* _Texto para leitura_:
· · · · ·
O SUICÍDIO NOS ADOLESCENTES

 

Suicidio 1

O suicídio entre os jovens continua a ser um sério problema. Todos os anos milhares de adolescentes se suicidam nos Estados Unidos. O suicídio é a terceira principal causa de morte entre os 15 a 24 anos de idade, e a sexta principal causa de morte para entre os 5 e os 14 anos de idade. Os adolescentes vivenciam sentimentos fortes de stress, insegurança, confusão, pressão para o sucesso, incerteza financeira e outros medos, enquanto crescem e se desenvolvem. Para alguns adolescentes, o divórcio, a formação de uma nova família com pais adoptivos e meios-irmãos, ou a mudança para uma nova comunidade pode ser muito perturbador e intensificar dúvidas e ansiedades. Para alguns adolescentes, o suicídio pode parecer ser uma solução para seus problemas e stresse. A depressão e os sentimentos suicidários são transtornos mentais que, se forem devidamente acompanhados, têm, habitualmente, melhoras significativas, possibilitando ao jovem o retorno a uma vida escolar, familiar e social normais.
· · · · ·
* _Extrato dos dados_:
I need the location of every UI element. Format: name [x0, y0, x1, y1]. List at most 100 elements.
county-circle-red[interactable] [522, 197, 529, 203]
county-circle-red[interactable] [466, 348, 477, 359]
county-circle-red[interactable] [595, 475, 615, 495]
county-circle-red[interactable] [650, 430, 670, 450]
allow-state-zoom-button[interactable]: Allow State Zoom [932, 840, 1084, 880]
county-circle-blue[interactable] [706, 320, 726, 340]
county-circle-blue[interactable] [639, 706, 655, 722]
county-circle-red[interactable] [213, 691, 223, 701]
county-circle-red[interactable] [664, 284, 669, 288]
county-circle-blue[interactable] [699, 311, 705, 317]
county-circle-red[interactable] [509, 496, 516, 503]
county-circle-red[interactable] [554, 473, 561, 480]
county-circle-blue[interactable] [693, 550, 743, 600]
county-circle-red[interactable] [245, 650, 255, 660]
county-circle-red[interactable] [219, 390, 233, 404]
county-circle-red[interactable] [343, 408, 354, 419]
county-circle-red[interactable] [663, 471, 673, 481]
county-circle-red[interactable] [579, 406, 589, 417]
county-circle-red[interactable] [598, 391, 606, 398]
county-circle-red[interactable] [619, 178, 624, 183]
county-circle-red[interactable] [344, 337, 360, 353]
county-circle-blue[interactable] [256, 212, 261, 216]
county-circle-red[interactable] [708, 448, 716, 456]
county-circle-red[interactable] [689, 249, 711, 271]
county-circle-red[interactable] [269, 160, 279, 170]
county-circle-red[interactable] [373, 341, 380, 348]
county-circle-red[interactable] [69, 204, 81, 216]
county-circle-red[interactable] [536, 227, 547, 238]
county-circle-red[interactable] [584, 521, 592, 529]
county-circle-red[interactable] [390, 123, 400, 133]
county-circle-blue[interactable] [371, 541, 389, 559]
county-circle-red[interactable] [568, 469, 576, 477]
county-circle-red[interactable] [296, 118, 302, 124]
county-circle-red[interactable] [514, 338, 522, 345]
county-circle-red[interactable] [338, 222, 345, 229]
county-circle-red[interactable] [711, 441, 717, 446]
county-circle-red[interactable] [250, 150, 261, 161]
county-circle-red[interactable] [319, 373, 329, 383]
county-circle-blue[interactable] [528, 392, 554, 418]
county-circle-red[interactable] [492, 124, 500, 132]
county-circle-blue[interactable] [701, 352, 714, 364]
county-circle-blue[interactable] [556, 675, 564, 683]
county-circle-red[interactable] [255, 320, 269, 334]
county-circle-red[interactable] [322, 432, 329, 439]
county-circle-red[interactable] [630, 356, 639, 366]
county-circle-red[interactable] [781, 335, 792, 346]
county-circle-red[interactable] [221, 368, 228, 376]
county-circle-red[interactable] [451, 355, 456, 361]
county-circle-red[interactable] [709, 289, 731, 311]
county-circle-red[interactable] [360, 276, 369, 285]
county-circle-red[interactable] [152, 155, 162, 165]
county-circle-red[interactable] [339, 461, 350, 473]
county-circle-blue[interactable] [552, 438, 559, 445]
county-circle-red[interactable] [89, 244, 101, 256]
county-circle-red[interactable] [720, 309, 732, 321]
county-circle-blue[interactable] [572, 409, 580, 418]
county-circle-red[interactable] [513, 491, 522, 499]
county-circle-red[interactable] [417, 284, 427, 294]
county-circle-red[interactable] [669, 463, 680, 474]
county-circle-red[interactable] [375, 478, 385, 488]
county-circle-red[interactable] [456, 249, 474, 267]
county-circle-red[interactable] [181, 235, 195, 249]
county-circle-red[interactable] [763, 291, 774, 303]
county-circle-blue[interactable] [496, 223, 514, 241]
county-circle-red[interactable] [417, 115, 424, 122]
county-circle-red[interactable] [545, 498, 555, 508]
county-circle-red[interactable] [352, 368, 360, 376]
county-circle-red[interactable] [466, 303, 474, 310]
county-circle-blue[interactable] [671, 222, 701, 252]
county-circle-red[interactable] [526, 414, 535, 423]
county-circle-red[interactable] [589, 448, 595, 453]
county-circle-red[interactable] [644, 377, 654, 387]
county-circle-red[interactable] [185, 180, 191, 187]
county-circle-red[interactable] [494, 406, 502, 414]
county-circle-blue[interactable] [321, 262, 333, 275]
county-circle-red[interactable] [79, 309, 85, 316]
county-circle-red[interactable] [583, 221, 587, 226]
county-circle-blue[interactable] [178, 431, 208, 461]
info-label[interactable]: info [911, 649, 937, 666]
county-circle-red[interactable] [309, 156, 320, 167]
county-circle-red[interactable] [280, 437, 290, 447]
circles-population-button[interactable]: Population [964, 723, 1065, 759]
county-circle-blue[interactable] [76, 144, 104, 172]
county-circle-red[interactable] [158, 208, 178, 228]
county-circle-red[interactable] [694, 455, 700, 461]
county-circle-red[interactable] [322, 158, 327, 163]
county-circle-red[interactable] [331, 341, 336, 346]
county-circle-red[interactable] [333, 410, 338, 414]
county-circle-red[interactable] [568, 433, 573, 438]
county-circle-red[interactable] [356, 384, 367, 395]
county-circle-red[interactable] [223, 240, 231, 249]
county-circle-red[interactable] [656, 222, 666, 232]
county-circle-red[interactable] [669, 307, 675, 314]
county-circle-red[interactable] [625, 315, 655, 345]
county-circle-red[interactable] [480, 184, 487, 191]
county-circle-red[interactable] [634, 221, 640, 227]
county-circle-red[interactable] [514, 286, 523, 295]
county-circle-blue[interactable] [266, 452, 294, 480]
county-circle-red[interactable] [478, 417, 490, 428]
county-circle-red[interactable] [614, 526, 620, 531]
· · · · ·
* _Enunciado_:
Dê seguimento ao texto sobre o suicídio nos adolescentes, começando logo depois da última frase apresentada.

* _Resposta_:
Quando os pais estão em dúvida se sua criança tem um problema sério, um exame psiquiátrico e muitas vezes um acompanhamento em psicologia clínica pode ser muito útil. Muitos dos sintomas de suicídio manifestam-se de forma semelhante aos da depressão.
Os pais devem estar conscientes dos seguintes sinais de adolescentes que podem vir a tentar o suicídio:
• Alterações no apetite;
• Alterações do sono;
• Diminuição da rebeldia;
• Isolamento social;
• Ações violentas junto dos pares;
• Negligência na aparência física e no arranjo pessoal;
• Marcada mudança na personalidade;
• Dificuldades de concentração;
• Abaixamento do investimento e rendimento escolar;
• Dores frequentes de cabeça, estômago;
• Fadiga;
• Falta de interesse por actividades de prazer
• Não tolerância de elogias e/ou recompensas;
Os adolescentes que planeiam o suicídio podem também:
• Queixar-se de serem má pessoas ;
• Dizer, por exemplo, “não terá que me aturar durante muito mais tempo”
• Arrumar as suas coisas quando não era habitual;
• Limpar e arrumar o quarto;
• Deitar fora coisa pessoais com significado e importância para eles;
• Tornar-se, subitamente alegre, após um período de depressão;
• Ter sinais de um estado psicótico (alucinações ou pensamentos bizarros).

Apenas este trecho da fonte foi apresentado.